# Instructions for the task
Print the entries below in their entirety, exactly as they are written.

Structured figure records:
------

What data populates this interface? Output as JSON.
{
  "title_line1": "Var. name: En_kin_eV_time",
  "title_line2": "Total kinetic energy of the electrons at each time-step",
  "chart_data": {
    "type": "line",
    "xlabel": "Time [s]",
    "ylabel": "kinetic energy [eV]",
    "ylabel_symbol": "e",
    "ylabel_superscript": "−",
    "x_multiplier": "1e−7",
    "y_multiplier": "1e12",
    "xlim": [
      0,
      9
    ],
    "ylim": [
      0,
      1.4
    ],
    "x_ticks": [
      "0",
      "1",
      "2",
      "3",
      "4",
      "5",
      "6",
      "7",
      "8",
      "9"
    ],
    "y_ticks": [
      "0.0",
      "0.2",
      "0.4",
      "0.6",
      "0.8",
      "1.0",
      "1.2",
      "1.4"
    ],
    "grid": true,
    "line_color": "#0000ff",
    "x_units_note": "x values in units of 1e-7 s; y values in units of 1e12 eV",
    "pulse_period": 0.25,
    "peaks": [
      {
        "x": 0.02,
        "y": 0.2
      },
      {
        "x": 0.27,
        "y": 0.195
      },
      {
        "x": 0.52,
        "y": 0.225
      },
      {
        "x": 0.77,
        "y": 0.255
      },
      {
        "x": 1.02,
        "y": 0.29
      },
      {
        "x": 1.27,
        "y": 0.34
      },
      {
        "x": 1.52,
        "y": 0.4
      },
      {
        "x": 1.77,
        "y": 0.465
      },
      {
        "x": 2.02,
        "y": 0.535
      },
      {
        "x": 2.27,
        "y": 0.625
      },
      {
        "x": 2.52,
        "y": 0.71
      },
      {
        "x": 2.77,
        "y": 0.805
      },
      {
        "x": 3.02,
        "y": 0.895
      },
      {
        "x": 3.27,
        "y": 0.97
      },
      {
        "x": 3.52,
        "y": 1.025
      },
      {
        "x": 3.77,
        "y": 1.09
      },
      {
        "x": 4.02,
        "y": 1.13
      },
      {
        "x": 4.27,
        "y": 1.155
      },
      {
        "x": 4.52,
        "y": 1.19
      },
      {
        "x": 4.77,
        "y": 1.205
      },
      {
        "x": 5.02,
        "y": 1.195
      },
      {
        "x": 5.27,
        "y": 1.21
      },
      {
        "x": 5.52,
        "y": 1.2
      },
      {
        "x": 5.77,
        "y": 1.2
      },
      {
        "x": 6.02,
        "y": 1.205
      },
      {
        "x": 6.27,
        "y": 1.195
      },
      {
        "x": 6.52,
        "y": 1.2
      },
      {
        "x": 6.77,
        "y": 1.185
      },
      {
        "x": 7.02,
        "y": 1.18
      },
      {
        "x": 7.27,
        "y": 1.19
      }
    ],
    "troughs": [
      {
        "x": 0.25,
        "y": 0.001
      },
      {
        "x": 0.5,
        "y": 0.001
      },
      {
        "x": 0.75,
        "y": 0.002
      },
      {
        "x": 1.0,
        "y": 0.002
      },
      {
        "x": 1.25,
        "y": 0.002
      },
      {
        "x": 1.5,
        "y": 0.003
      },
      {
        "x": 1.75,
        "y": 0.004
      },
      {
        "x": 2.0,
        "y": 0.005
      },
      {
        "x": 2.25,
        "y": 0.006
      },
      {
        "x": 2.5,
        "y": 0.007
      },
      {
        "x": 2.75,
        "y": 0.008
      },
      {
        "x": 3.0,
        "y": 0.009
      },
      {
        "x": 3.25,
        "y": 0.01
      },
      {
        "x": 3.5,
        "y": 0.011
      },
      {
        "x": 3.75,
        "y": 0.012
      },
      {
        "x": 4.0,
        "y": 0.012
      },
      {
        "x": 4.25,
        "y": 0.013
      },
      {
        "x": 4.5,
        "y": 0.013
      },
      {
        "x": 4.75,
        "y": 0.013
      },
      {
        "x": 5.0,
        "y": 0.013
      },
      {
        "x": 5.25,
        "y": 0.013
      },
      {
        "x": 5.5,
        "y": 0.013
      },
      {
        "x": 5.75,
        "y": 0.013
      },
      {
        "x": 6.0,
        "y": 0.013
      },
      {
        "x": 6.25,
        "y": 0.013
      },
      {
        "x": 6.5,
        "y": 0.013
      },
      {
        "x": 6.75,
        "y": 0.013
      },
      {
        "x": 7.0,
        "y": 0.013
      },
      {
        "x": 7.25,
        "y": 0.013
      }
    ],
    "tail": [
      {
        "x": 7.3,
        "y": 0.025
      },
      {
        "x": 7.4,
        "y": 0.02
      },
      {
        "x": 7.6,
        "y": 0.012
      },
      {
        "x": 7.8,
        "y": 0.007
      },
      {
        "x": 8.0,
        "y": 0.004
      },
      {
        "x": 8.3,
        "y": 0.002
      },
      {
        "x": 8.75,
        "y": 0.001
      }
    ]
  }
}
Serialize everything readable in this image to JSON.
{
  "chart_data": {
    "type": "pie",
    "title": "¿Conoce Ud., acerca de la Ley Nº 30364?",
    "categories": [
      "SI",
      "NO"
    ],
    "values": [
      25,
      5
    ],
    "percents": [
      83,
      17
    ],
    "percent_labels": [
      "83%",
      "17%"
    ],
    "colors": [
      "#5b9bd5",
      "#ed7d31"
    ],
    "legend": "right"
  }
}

------

# The answer
What data populates this interface? Output as JSON.
{
  "title_line1": "Var. name: En_kin_eV_time",
  "title_line2": "Total kinetic energy of the electrons at each time-step",
  "chart_data": {
    "type": "line",
    "xlabel": "Time [s]",
    "ylabel": "kinetic energy [eV]",
    "ylabel_symbol": "e",
    "ylabel_superscript": "−",
    "x_multiplier": "1e−7",
    "y_multiplier": "1e12",
    "xlim": [
      0,
      9
    ],
    "ylim": [
      0,
      1.4
    ],
    "x_ticks": [
      "0",
      "1",
      "2",
      "3",
      "4",
      "5",
      "6",
      "7",
      "8",
      "9"
    ],
    "y_ticks": [
      "0.0",
      "0.2",
      "0.4",
      "0.6",
      "0.8",
      "1.0",
      "1.2",
      "1.4"
    ],
    "grid": true,
    "line_color": "#0000ff",
    "x_units_note": "x values in units of 1e-7 s; y values in units of 1e12 eV",
    "pulse_period": 0.25,
    "peaks": [
      {
        "x": 0.02,
        "y": 0.2
      },
      {
        "x": 0.27,
        "y": 0.195
      },
      {
        "x": 0.52,
        "y": 0.225
      },
      {
        "x": 0.77,
        "y": 0.255
      },
      {
        "x": 1.02,
        "y": 0.29
      },
      {
        "x": 1.27,
        "y": 0.34
      },
      {
        "x": 1.52,
        "y": 0.4
      },
      {
        "x": 1.77,
        "y": 0.465
      },
      {
        "x": 2.02,
        "y": 0.535
      },
      {
        "x": 2.27,
        "y": 0.625
      },
      {
        "x": 2.52,
        "y": 0.71
      },
      {
        "x": 2.77,
        "y": 0.805
      },
      {
        "x": 3.02,
        "y": 0.895
      },
      {
        "x": 3.27,
        "y": 0.97
      },
      {
        "x": 3.52,
        "y": 1.025
      },
      {
        "x": 3.77,
        "y": 1.09
      },
      {
        "x": 4.02,
        "y": 1.13
      },
      {
        "x": 4.27,
        "y": 1.155
      },
      {
        "x": 4.52,
        "y": 1.19
      },
      {
        "x": 4.77,
        "y": 1.205
      },
      {
        "x": 5.02,
        "y": 1.195
      },
      {
        "x": 5.27,
        "y": 1.21
      },
      {
        "x": 5.52,
        "y": 1.2
      },
      {
        "x": 5.77,
        "y": 1.2
      },
      {
        "x": 6.02,
        "y": 1.205
      },
      {
        "x": 6.27,
        "y": 1.195
      },
      {
        "x": 6.52,
        "y": 1.2
      },
      {
        "x": 6.77,
        "y": 1.185
      },
      {
        "x": 7.02,
        "y": 1.18
      },
      {
        "x": 7.27,
        "y": 1.19
      }
    ],
    "troughs": [
      {
        "x": 0.25,
        "y": 0.001
      },
      {
        "x": 0.5,
        "y": 0.001
      },
      {
        "x": 0.75,
        "y": 0.002
      },
      {
        "x": 1.0,
        "y": 0.002
      },
      {
        "x": 1.25,
        "y": 0.002
      },
      {
        "x": 1.5,
        "y": 0.003
      },
      {
        "x": 1.75,
        "y": 0.004
      },
      {
        "x": 2.0,
        "y": 0.005
      },
      {
        "x": 2.25,
        "y": 0.006
      },
      {
        "x": 2.5,
        "y": 0.007
      },
      {
        "x": 2.75,
        "y": 0.008
      },
      {
        "x": 3.0,
        "y": 0.009
      },
      {
        "x": 3.25,
        "y": 0.01
      },
      {
        "x": 3.5,
        "y": 0.011
      },
      {
        "x": 3.75,
        "y": 0.012
      },
      {
        "x": 4.0,
        "y": 0.012
      },
      {
        "x": 4.25,
        "y": 0.013
      },
      {
        "x": 4.5,
        "y": 0.013
      },
      {
        "x": 4.75,
        "y": 0.013
      },
      {
        "x": 5.0,
        "y": 0.013
      },
      {
        "x": 5.25,
        "y": 0.013
      },
      {
        "x": 5.5,
        "y": 0.013
      },
      {
        "x": 5.75,
        "y": 0.013
      },
      {
        "x": 6.0,
        "y": 0.013
      },
      {
        "x": 6.25,
        "y": 0.013
      },
      {
        "x": 6.5,
        "y": 0.013
      },
      {
        "x": 6.75,
        "y": 0.013
      },
      {
        "x": 7.0,
        "y": 0.013
      },
      {
        "x": 7.25,
        "y": 0.013
      }
    ],
    "tail": [
      {
        "x": 7.3,
        "y": 0.025
      },
      {
        "x": 7.4,
        "y": 0.02
      },
      {
        "x": 7.6,
        "y": 0.012
      },
      {
        "x": 7.8,
        "y": 0.007
      },
      {
        "x": 8.0,
        "y": 0.004
      },
      {
        "x": 8.3,
        "y": 0.002
      },
      {
        "x": 8.75,
        "y": 0.001
      }
    ]
  }
}
Serialize everything readable in this image to JSON.
{
  "chart_data": {
    "type": "pie",
    "title": "¿Conoce Ud., acerca de la Ley Nº 30364?",
    "categories": [
      "SI",
      "NO"
    ],
    "values": [
      25,
      5
    ],
    "percents": [
      83,
      17
    ],
    "percent_labels": [
      "83%",
      "17%"
    ],
    "colors": [
      "#5b9bd5",
      "#ed7d31"
    ],
    "legend": "right"
  }
}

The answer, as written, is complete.